:: Records shown ::

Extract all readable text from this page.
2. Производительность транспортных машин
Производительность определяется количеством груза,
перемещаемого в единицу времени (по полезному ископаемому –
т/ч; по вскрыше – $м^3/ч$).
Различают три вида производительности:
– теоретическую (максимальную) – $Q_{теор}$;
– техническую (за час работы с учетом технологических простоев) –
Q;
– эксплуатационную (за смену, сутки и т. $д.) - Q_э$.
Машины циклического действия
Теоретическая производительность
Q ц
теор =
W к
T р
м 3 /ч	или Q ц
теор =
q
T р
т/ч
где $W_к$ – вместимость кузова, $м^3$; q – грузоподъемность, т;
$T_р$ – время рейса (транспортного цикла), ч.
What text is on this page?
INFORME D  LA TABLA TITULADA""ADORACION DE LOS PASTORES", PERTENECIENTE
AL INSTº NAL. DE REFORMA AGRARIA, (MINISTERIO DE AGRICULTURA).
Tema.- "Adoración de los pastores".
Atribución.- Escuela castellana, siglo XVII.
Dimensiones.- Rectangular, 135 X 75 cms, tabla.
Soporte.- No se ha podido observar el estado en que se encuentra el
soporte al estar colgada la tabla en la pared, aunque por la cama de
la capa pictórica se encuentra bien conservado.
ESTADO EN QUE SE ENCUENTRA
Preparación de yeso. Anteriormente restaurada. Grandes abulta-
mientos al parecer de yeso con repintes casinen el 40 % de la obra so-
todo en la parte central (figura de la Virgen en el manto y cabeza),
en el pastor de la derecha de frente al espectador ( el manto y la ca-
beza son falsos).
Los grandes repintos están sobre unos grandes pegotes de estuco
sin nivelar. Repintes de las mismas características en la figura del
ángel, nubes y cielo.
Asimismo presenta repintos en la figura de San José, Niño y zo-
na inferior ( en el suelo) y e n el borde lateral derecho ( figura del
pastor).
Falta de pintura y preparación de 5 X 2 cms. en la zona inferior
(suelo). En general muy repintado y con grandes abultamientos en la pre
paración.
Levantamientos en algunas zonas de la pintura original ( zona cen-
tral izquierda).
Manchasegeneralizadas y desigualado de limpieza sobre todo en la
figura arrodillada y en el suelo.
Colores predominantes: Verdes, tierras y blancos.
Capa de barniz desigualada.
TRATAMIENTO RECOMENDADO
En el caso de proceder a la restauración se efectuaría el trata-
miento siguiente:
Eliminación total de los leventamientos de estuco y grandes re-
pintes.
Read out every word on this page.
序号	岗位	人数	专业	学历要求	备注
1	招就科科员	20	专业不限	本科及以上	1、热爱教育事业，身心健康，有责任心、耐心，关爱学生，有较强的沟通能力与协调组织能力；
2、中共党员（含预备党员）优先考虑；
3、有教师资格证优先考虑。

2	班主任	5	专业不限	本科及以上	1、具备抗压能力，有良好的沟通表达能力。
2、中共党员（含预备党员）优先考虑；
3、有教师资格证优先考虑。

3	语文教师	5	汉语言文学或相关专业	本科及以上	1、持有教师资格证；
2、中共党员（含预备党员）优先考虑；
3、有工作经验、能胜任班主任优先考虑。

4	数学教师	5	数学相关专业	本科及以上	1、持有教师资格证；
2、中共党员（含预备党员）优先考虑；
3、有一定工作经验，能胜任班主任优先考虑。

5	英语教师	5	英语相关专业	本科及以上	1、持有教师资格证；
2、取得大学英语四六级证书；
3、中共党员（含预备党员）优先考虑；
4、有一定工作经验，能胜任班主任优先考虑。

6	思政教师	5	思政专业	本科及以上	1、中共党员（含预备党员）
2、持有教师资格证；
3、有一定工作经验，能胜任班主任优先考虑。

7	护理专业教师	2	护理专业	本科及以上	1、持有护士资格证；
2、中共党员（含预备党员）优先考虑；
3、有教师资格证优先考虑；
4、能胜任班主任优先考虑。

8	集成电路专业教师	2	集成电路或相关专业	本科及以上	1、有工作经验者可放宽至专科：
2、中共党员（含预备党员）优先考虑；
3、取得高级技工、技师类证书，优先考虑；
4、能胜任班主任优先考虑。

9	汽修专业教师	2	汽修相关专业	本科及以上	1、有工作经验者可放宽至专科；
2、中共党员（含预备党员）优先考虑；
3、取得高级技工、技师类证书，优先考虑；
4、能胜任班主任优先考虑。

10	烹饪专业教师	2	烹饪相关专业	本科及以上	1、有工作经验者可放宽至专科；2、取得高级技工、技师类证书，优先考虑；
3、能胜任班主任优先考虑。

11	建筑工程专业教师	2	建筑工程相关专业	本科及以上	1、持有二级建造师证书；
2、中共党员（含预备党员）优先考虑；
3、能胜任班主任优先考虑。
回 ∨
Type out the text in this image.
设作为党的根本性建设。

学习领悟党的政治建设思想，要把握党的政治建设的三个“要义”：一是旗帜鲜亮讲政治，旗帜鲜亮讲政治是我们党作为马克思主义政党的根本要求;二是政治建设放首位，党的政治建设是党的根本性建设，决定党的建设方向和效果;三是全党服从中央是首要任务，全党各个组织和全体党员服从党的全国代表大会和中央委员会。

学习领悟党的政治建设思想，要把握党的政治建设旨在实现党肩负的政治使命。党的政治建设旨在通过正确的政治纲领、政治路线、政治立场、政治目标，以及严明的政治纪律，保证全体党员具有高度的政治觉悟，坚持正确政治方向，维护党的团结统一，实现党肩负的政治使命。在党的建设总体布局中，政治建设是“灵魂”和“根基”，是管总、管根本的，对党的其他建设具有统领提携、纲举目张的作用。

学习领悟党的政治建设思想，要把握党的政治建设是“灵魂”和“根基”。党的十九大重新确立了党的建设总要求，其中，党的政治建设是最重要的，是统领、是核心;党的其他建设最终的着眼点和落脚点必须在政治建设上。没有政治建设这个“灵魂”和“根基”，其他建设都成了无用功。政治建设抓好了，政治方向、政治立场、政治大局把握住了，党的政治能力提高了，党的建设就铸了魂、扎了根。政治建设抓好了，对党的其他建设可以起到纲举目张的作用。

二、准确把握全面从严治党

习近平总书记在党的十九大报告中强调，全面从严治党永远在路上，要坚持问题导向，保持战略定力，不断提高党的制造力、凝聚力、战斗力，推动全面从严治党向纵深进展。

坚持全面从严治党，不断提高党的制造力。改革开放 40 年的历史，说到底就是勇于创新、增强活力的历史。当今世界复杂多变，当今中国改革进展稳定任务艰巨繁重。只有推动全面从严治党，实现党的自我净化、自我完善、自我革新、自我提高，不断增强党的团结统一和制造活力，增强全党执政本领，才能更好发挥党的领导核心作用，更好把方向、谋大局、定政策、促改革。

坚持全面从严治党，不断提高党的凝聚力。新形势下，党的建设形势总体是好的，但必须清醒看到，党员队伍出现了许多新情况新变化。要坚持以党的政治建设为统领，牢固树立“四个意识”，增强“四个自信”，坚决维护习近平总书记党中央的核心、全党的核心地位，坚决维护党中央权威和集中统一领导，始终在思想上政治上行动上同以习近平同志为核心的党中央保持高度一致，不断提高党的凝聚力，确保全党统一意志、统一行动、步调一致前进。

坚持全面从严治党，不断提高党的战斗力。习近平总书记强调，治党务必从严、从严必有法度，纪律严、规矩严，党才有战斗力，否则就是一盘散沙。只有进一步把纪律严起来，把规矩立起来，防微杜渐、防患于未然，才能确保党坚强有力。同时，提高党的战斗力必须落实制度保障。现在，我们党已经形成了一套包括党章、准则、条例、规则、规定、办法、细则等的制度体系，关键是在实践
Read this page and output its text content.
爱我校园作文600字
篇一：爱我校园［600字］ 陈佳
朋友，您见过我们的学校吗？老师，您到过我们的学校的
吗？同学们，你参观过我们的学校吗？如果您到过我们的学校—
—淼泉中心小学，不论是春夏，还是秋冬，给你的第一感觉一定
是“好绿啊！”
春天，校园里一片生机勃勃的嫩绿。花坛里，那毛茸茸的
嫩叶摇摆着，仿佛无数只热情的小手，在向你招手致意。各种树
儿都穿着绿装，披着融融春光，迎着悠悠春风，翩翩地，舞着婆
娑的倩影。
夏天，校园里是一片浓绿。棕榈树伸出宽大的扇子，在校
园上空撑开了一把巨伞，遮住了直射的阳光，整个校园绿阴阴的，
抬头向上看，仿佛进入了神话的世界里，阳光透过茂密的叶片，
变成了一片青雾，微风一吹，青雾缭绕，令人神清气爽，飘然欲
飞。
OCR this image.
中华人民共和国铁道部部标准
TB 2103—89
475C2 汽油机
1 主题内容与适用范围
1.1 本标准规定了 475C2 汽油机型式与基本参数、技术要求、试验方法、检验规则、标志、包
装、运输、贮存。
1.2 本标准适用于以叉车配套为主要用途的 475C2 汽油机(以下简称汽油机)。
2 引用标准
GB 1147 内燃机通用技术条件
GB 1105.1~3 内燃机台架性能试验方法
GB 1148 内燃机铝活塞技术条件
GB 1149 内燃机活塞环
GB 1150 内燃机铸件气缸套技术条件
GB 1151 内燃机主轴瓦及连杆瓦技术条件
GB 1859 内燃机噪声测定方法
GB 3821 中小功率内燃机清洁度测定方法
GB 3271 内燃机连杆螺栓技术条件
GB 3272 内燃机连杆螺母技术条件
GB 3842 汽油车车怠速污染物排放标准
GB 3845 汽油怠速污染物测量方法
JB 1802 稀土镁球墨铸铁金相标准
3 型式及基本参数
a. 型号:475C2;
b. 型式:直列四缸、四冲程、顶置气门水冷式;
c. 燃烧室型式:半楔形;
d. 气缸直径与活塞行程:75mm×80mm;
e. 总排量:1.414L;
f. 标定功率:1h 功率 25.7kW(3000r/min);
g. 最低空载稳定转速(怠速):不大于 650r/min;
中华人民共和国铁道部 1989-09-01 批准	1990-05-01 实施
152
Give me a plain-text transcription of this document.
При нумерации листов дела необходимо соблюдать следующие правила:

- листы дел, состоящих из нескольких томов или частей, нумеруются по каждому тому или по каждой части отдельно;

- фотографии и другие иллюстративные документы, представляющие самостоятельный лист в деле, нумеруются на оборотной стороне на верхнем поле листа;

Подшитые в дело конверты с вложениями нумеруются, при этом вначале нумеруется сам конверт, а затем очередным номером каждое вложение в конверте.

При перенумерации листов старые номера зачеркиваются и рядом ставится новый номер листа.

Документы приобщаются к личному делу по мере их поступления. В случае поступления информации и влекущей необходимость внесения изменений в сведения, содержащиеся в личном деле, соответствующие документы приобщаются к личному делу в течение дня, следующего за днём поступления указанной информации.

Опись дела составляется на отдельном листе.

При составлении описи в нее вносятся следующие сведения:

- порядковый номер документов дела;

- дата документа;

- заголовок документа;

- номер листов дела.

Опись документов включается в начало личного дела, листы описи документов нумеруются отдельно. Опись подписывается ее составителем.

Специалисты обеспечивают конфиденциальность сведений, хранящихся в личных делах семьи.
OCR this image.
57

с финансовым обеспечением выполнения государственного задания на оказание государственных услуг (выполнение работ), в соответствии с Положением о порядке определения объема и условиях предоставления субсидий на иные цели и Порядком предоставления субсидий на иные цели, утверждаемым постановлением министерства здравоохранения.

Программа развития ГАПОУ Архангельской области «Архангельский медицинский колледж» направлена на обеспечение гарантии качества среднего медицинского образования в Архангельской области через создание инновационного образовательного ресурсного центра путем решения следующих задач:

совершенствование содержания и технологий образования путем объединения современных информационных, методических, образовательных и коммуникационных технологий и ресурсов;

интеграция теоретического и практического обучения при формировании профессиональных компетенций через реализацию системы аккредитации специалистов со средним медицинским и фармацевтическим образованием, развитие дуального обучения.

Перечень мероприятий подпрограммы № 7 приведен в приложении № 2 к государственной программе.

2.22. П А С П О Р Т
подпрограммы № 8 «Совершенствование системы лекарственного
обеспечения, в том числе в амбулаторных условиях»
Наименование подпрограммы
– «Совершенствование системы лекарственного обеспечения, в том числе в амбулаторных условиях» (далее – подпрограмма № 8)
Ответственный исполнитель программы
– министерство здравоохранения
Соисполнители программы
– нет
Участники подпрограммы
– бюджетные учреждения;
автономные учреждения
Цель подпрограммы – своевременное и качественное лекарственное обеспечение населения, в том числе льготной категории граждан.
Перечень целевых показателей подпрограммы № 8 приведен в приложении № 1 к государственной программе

:::

#### Set problem:
Where a line of the material above holds the string "здравоохранения", copy that line.

#### Finished task:
с финансовым обеспечением выполнения государственного задания на оказание государственных услуг (выполнение работ), в соответствии с Положением о порядке определения объема и условиях предоставления субсидий на иные цели и Порядком предоставления субсидий на иные цели, утверждаемым постановлением министерства здравоохранения.
– министерство здравоохранения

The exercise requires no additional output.